• INSTRUCTIONS FOR THE TASK:
Pull each line holding the word "JSON" from the data.

• TASK MATERIAL:
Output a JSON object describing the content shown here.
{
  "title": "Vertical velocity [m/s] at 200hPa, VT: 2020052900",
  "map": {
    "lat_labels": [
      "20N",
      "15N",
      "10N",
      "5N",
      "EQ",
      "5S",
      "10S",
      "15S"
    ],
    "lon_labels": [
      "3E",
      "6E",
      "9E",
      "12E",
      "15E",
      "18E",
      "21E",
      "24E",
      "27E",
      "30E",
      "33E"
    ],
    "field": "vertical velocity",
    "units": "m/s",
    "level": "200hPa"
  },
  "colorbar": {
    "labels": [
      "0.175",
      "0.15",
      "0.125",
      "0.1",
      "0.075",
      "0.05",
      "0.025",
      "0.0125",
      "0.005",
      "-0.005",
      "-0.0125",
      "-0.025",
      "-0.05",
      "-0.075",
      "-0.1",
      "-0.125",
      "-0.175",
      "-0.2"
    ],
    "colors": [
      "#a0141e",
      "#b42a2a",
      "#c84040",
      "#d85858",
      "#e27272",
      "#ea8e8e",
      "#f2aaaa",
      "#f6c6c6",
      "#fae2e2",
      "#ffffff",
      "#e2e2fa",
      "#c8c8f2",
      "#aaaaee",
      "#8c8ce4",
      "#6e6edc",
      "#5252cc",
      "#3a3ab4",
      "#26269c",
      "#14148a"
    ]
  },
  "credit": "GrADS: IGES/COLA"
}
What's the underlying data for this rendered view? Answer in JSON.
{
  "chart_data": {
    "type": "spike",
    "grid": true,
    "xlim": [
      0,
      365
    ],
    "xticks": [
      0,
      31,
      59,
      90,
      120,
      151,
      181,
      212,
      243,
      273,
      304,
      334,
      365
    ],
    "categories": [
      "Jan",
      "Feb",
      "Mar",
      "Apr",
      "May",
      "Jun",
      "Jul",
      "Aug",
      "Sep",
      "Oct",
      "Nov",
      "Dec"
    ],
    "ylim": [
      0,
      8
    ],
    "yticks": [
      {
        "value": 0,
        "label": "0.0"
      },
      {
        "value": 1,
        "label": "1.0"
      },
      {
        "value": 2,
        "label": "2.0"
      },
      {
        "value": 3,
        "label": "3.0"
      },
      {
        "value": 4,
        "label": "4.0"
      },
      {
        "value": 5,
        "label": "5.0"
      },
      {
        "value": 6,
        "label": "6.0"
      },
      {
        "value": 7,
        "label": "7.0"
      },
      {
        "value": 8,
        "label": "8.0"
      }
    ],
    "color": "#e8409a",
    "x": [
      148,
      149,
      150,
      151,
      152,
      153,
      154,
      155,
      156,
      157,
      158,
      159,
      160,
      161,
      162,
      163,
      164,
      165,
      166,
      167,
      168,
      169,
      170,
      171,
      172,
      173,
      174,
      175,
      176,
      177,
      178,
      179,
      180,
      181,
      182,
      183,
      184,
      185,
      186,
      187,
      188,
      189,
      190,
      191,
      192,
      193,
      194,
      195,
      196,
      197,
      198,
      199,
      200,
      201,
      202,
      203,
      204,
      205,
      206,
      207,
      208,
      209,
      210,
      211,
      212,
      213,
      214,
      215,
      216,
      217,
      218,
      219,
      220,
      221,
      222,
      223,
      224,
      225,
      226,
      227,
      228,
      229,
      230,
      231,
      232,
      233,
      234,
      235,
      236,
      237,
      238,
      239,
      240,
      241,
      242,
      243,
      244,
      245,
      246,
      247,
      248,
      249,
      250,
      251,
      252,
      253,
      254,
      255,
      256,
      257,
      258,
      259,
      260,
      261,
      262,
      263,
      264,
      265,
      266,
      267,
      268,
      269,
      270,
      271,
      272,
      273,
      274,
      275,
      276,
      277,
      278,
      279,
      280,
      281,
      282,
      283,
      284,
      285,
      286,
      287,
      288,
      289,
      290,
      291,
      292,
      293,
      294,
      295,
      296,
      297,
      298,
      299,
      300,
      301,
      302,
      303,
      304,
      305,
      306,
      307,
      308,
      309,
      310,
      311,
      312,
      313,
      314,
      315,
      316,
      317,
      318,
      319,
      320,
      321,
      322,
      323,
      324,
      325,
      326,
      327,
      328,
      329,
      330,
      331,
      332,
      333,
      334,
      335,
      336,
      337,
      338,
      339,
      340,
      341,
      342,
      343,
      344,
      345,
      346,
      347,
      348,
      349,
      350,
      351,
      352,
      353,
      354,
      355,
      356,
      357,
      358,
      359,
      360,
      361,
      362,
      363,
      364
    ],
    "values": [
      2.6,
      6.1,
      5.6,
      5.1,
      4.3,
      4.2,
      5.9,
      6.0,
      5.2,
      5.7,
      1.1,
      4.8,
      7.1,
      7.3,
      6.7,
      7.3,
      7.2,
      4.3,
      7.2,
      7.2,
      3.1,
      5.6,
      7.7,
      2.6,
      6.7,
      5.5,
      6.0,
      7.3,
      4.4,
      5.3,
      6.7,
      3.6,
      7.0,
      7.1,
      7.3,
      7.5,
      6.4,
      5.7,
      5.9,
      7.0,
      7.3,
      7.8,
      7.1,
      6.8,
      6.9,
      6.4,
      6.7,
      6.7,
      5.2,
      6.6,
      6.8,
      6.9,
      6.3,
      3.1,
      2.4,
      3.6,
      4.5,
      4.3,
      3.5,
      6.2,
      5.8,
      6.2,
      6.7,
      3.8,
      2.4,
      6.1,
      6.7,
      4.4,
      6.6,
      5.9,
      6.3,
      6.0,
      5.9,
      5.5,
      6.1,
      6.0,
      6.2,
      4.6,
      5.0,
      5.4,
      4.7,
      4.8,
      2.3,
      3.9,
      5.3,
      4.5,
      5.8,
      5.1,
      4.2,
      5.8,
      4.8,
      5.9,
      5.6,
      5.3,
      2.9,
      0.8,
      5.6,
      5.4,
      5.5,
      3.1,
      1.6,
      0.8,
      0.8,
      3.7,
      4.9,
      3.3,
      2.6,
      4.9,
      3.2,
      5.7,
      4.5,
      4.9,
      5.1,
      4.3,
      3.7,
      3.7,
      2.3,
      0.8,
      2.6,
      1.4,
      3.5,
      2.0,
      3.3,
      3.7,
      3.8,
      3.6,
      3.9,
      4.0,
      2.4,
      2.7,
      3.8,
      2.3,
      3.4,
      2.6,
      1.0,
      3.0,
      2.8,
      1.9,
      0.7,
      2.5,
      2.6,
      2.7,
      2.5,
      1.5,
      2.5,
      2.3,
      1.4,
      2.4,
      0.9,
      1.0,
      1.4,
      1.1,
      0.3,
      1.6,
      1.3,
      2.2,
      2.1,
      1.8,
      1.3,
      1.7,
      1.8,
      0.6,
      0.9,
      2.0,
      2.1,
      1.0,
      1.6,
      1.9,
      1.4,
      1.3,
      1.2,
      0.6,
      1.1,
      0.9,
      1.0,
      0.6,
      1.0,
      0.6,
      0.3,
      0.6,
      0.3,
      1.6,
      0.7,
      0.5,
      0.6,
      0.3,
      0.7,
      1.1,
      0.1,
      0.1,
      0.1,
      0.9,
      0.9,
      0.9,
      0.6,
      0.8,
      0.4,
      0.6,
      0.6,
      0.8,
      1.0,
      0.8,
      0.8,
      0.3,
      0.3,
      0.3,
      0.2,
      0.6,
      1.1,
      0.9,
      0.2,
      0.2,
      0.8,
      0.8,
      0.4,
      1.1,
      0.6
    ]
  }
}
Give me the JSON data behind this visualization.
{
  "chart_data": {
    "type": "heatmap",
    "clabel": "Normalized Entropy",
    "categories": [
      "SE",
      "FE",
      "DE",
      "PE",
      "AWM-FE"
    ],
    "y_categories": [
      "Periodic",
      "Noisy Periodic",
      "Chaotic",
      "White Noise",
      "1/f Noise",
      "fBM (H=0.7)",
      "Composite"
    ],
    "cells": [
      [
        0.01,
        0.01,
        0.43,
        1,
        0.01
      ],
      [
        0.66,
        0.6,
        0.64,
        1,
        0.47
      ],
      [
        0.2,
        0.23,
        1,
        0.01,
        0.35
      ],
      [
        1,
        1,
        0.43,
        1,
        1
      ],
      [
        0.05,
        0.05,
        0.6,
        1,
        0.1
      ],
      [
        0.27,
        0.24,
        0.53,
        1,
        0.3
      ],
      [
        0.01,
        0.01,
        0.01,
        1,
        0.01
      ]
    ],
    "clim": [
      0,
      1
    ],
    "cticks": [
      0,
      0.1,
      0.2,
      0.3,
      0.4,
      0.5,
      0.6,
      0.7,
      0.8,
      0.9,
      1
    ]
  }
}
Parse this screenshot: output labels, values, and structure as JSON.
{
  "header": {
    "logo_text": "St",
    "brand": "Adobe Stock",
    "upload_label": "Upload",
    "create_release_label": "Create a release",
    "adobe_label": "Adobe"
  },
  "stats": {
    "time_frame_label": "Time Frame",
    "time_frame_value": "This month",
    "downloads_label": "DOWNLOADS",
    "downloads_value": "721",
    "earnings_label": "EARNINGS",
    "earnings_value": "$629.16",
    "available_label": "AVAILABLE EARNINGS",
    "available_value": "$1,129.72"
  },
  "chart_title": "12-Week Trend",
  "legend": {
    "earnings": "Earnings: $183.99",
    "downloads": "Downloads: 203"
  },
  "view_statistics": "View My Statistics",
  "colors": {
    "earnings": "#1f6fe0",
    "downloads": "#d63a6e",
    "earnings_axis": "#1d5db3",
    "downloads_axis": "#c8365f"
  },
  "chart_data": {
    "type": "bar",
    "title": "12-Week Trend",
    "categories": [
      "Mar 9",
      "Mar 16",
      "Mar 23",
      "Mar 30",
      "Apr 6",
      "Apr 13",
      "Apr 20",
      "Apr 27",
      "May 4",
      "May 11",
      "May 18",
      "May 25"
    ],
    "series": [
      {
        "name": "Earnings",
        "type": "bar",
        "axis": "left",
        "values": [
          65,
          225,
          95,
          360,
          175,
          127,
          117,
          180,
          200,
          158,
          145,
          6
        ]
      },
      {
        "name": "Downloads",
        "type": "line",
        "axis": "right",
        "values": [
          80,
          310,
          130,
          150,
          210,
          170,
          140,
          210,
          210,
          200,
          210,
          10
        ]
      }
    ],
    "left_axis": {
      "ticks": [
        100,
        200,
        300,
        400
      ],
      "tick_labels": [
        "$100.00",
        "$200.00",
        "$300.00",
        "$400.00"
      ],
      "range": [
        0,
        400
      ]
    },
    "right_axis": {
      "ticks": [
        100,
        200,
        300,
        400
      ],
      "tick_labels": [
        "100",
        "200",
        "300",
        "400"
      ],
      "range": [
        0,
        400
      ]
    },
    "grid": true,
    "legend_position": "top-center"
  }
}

• SOLUTION:
Output a JSON object describing the content shown here.
What's the underlying data for this rendered view? Answer in JSON.
Give me the JSON data behind this visualization.
Parse this screenshot: output labels, values, and structure as JSON.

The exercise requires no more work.